→ **Provided information**
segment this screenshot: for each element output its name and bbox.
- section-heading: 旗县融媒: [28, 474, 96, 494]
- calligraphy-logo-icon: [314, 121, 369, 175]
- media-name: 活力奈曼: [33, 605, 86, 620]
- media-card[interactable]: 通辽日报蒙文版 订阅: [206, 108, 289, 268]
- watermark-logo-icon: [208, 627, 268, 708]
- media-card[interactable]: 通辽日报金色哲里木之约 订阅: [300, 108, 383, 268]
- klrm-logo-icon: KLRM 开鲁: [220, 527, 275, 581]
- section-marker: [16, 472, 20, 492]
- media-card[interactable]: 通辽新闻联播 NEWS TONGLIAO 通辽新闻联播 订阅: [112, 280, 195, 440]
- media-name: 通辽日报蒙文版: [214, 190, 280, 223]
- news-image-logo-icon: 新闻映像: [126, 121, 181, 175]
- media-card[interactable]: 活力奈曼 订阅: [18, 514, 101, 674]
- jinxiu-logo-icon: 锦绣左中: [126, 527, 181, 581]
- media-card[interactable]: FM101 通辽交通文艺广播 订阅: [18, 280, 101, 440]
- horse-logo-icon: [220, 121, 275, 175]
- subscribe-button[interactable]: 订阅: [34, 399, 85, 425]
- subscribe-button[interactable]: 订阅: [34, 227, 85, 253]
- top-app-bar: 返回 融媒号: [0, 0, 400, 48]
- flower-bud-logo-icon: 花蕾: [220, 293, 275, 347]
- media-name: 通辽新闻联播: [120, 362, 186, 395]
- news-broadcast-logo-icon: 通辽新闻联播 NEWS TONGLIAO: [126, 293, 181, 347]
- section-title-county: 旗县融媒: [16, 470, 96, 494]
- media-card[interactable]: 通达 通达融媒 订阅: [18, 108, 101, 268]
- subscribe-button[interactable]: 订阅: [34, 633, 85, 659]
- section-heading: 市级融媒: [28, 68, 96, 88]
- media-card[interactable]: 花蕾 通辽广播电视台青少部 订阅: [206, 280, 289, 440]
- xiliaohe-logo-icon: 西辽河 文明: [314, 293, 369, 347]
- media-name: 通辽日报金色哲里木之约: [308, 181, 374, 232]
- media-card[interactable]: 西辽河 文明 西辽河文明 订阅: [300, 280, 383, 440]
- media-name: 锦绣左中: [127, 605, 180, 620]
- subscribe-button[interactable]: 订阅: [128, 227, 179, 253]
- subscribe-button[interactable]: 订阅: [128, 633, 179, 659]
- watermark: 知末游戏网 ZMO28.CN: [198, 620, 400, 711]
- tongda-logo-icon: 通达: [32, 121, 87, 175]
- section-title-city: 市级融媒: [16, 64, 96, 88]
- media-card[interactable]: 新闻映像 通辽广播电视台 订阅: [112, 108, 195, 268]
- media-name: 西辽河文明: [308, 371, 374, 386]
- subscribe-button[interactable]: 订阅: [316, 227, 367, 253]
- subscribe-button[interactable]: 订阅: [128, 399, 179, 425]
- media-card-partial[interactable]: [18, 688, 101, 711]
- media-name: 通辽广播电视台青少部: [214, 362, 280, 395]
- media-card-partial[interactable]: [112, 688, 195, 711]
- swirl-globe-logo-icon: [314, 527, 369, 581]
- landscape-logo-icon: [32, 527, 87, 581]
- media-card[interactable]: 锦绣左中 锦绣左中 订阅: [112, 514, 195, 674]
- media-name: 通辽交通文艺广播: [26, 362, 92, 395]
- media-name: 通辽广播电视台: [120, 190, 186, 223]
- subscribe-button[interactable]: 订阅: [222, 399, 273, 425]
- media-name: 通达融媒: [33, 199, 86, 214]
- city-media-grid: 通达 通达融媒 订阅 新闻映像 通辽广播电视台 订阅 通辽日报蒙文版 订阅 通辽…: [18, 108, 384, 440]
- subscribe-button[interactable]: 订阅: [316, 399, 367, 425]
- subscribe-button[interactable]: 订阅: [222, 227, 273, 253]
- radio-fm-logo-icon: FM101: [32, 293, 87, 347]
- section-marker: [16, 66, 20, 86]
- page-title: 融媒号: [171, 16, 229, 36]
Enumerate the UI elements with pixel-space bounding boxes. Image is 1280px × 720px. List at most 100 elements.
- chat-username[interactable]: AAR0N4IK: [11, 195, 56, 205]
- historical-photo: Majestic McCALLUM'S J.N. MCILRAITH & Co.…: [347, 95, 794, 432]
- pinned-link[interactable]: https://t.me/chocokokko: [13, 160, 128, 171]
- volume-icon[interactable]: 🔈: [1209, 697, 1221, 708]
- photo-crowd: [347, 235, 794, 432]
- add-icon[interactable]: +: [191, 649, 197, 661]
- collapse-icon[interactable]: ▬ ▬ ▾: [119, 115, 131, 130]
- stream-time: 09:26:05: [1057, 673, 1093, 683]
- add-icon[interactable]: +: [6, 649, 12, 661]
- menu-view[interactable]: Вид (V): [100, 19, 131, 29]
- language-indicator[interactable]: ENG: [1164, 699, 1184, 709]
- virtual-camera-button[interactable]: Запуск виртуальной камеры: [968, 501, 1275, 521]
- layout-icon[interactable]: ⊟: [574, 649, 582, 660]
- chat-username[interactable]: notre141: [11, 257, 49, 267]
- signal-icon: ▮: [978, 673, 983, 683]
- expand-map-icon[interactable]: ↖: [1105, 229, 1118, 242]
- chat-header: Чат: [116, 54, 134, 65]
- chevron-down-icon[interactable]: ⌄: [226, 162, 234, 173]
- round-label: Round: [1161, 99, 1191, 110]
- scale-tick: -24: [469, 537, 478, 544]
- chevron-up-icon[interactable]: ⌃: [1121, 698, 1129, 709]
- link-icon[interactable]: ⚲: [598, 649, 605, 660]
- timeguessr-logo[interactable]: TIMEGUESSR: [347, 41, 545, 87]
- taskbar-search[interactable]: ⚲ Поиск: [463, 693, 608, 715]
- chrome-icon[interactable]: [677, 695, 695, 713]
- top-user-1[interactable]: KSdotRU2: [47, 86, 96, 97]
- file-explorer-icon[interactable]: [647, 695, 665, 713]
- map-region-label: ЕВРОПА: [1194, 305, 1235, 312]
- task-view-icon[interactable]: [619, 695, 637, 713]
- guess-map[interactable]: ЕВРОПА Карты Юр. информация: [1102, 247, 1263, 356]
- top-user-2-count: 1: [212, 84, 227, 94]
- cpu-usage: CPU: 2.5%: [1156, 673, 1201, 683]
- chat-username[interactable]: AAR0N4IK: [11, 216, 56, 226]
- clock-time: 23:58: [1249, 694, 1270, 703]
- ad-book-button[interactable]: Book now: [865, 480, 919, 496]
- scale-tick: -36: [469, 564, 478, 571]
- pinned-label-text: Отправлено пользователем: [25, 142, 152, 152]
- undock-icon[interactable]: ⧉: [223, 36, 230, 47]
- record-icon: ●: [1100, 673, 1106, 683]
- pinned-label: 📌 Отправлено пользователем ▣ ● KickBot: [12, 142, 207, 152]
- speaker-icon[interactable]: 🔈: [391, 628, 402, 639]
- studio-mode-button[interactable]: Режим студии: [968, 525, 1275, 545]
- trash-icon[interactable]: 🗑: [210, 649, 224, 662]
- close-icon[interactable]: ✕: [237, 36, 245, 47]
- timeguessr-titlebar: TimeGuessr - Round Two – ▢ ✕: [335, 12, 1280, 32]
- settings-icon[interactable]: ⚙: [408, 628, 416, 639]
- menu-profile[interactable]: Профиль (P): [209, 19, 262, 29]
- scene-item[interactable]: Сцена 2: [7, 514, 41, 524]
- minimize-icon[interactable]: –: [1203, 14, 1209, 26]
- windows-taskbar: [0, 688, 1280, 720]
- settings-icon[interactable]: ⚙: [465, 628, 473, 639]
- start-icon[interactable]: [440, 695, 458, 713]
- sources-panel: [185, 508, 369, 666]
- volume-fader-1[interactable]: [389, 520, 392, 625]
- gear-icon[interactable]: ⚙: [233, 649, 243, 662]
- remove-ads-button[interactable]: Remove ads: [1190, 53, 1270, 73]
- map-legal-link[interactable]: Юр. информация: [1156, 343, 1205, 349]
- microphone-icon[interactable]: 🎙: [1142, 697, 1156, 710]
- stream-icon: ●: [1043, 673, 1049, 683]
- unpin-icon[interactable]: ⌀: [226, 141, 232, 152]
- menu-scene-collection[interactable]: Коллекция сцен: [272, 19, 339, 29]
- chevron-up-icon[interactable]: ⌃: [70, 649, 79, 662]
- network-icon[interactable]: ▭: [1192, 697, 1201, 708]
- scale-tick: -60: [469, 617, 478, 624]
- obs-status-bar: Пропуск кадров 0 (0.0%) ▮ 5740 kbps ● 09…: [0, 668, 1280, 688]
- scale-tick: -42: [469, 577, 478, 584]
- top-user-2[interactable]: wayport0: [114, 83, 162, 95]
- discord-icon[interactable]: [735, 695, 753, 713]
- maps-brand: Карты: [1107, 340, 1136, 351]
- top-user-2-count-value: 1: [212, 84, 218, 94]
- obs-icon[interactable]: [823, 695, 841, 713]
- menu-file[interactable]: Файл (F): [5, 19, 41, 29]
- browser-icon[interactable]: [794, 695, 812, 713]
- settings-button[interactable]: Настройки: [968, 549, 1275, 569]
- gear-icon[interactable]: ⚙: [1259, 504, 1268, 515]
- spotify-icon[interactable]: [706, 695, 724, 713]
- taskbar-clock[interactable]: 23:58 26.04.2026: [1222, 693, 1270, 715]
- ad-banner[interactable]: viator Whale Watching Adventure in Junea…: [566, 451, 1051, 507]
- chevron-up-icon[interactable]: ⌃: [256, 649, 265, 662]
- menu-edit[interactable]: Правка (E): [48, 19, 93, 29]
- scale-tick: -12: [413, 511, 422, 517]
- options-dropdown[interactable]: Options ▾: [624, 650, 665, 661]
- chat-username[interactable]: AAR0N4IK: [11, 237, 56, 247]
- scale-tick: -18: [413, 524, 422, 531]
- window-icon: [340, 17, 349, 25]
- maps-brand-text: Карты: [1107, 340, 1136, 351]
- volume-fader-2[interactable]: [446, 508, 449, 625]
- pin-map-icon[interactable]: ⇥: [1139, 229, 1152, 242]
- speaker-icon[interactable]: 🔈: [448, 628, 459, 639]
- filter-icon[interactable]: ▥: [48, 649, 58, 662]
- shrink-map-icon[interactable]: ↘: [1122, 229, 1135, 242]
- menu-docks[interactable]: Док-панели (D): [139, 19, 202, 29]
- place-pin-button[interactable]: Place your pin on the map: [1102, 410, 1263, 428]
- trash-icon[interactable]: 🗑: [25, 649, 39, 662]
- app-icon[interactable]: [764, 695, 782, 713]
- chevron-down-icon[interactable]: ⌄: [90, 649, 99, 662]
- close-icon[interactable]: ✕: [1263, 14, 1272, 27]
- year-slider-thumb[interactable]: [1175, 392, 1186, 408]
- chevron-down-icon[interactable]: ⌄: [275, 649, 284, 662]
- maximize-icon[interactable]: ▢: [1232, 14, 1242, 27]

→ **Problem details**
Rewrite the records above, from the very first line down to the line containing "- media-card[interactable]: 通辽新闻联播", as a JSON list of strings with one string per line and no blank lines.

→ **Solution to this exercise**
[
  "segment this screenshot: for each element output its name and bbox.",
  "- section-heading: 旗县融媒: [28, 474, 96, 494]",
  "- calligraphy-logo-icon: [314, 121, 369, 175]",
  "- media-name: 活力奈曼: [33, 605, 86, 620]",
  "- media-card[interactable]: 通辽日报蒙文版 订阅: [206, 108, 289, 268]",
  "- watermark-logo-icon: [208, 627, 268, 708]",
  "- media-card[interactable]: 通辽日报金色哲里木之约 订阅: [300, 108, 383, 268]",
  "- klrm-logo-icon: KLRM 开鲁: [220, 527, 275, 581]",
  "- section-marker: [16, 472, 20, 492]",
  "- media-card[interactable]: 通辽新闻联播 NEWS TONGLIAO 通辽新闻联播 订阅: [112, 280, 195, 440]"
]